▸ **Extracted entries**:
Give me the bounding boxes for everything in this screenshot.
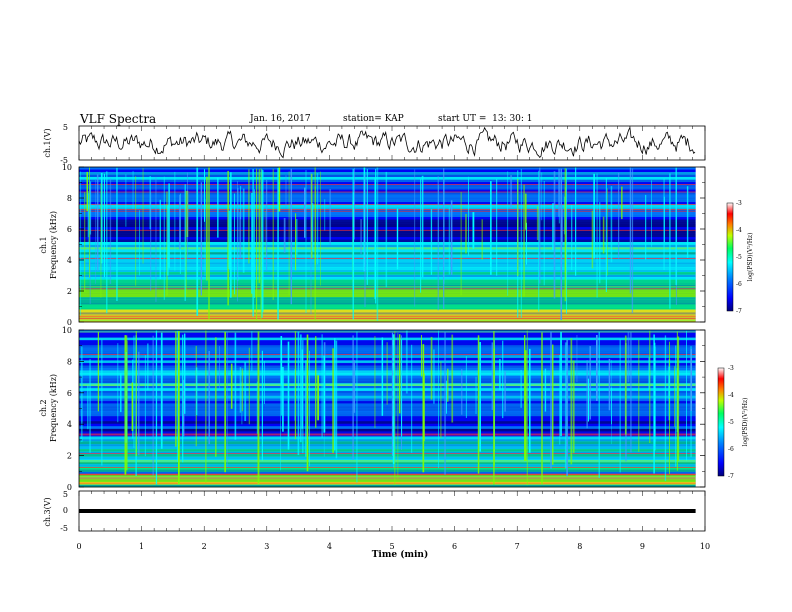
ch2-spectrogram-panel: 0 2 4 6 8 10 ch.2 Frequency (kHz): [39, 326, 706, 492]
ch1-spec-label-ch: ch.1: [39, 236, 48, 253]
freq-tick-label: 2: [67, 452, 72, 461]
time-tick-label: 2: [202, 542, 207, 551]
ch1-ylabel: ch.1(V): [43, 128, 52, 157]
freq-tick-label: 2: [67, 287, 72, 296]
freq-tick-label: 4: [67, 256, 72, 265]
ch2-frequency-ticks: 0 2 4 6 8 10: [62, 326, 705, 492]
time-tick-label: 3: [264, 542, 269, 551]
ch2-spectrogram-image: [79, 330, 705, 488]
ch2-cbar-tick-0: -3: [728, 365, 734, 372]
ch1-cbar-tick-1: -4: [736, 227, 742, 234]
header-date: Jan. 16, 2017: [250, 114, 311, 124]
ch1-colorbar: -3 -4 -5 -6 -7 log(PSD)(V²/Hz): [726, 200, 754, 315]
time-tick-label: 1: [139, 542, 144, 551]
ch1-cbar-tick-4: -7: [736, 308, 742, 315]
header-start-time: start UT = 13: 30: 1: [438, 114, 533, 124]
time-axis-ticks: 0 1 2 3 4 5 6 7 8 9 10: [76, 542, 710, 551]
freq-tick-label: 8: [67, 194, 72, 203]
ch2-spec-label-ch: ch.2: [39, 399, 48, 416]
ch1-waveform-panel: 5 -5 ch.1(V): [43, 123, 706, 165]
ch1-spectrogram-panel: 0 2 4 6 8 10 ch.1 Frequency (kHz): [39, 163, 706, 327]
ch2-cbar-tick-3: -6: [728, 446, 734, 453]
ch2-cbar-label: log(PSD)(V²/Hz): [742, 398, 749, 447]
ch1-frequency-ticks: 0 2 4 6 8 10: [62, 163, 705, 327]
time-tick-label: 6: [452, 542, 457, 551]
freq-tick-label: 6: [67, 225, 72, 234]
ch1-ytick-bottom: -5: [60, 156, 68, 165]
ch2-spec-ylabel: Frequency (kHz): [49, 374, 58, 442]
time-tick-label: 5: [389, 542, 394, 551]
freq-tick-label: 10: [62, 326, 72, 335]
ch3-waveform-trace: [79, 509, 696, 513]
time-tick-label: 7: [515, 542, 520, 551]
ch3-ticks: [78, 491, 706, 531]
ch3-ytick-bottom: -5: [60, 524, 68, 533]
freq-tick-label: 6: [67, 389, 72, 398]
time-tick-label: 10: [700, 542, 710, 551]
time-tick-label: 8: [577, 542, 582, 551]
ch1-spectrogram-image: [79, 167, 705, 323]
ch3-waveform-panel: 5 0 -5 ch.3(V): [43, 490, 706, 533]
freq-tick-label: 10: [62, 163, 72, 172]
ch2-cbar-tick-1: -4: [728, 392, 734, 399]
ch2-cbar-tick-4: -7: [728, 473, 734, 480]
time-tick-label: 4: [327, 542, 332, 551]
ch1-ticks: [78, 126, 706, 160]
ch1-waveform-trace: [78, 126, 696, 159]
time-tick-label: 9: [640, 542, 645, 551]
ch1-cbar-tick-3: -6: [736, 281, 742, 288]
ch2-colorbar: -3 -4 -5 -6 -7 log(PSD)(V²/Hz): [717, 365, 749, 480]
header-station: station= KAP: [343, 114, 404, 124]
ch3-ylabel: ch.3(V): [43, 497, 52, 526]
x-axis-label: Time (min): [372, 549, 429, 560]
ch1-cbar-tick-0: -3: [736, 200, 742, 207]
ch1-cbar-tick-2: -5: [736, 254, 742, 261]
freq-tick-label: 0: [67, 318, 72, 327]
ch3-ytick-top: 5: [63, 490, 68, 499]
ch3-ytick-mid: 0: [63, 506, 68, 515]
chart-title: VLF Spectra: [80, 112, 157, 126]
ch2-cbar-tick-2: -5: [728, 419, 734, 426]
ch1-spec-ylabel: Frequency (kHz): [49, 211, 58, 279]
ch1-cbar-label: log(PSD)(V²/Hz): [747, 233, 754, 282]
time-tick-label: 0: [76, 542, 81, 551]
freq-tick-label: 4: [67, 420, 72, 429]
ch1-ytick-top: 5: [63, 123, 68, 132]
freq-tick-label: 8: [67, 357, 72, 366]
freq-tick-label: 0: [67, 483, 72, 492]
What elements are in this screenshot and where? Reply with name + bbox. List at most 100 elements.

▸ **Job**: Rewrite every row above, replacing each "Frequency (kHz)" with "Frequency [kHz]" and leaving everything else unchanged. Omit the pictures.

▸ **Answer to the exercise**:
Give me the bounding boxes for everything in this screenshot.
ch2-spectrogram-panel: 0 2 4 6 8 10 ch.2 Frequency [kHz]: [39, 326, 706, 492]
ch1-spec-label-ch: ch.1: [39, 236, 48, 253]
freq-tick-label: 2: [67, 452, 72, 461]
time-tick-label: 2: [202, 542, 207, 551]
ch1-ylabel: ch.1(V): [43, 128, 52, 157]
freq-tick-label: 2: [67, 287, 72, 296]
freq-tick-label: 4: [67, 256, 72, 265]
ch2-frequency-ticks: 0 2 4 6 8 10: [62, 326, 705, 492]
time-tick-label: 3: [264, 542, 269, 551]
ch2-spectrogram-image: [79, 330, 705, 488]
ch2-cbar-tick-0: -3: [728, 365, 734, 372]
ch1-cbar-tick-1: -4: [736, 227, 742, 234]
header-date: Jan. 16, 2017: [250, 114, 311, 124]
ch1-colorbar: -3 -4 -5 -6 -7 log(PSD)(V²/Hz): [726, 200, 754, 315]
time-tick-label: 1: [139, 542, 144, 551]
ch1-cbar-tick-4: -7: [736, 308, 742, 315]
header-start-time: start UT = 13: 30: 1: [438, 114, 533, 124]
time-axis-ticks: 0 1 2 3 4 5 6 7 8 9 10: [76, 542, 710, 551]
freq-tick-label: 8: [67, 194, 72, 203]
ch2-spec-label-ch: ch.2: [39, 399, 48, 416]
ch1-waveform-panel: 5 -5 ch.1(V): [43, 123, 706, 165]
ch1-spectrogram-panel: 0 2 4 6 8 10 ch.1 Frequency [kHz]: [39, 163, 706, 327]
ch2-cbar-tick-3: -6: [728, 446, 734, 453]
ch2-cbar-label: log(PSD)(V²/Hz): [742, 398, 749, 447]
ch1-frequency-ticks: 0 2 4 6 8 10: [62, 163, 705, 327]
time-tick-label: 6: [452, 542, 457, 551]
freq-tick-label: 6: [67, 225, 72, 234]
ch1-ytick-bottom: -5: [60, 156, 68, 165]
ch2-spec-ylabel: Frequency [kHz]: [49, 374, 58, 442]
time-tick-label: 5: [389, 542, 394, 551]
freq-tick-label: 10: [62, 326, 72, 335]
ch3-waveform-trace: [79, 509, 696, 513]
time-tick-label: 7: [515, 542, 520, 551]
ch3-ticks: [78, 491, 706, 531]
ch3-ytick-bottom: -5: [60, 524, 68, 533]
freq-tick-label: 6: [67, 389, 72, 398]
time-tick-label: 10: [700, 542, 710, 551]
time-tick-label: 8: [577, 542, 582, 551]
ch1-spectrogram-image: [79, 167, 705, 323]
ch3-waveform-panel: 5 0 -5 ch.3(V): [43, 490, 706, 533]
freq-tick-label: 10: [62, 163, 72, 172]
ch2-cbar-tick-1: -4: [728, 392, 734, 399]
ch2-cbar-tick-4: -7: [728, 473, 734, 480]
time-tick-label: 4: [327, 542, 332, 551]
ch1-ticks: [78, 126, 706, 160]
ch1-waveform-trace: [78, 126, 696, 159]
time-tick-label: 9: [640, 542, 645, 551]
ch1-cbar-tick-3: -6: [736, 281, 742, 288]
ch2-colorbar: -3 -4 -5 -6 -7 log(PSD)(V²/Hz): [717, 365, 749, 480]
header-station: station= KAP: [343, 114, 404, 124]
ch3-ylabel: ch.3(V): [43, 497, 52, 526]
x-axis-label: Time (min): [372, 549, 429, 560]
ch1-cbar-tick-0: -3: [736, 200, 742, 207]
ch1-cbar-tick-2: -5: [736, 254, 742, 261]
freq-tick-label: 0: [67, 318, 72, 327]
ch3-ytick-top: 5: [63, 490, 68, 499]
ch3-ytick-mid: 0: [63, 506, 68, 515]
chart-title: VLF Spectra: [80, 112, 157, 126]
ch2-cbar-tick-2: -5: [728, 419, 734, 426]
ch1-spec-ylabel: Frequency [kHz]: [49, 211, 58, 279]
ch1-cbar-label: log(PSD)(V²/Hz): [747, 233, 754, 282]
time-tick-label: 0: [76, 542, 81, 551]
freq-tick-label: 4: [67, 420, 72, 429]
ch1-ytick-top: 5: [63, 123, 68, 132]
freq-tick-label: 8: [67, 357, 72, 366]
freq-tick-label: 0: [67, 483, 72, 492]
What elements are in this screenshot and where? Reply with name + bbox. List at most 100 elements.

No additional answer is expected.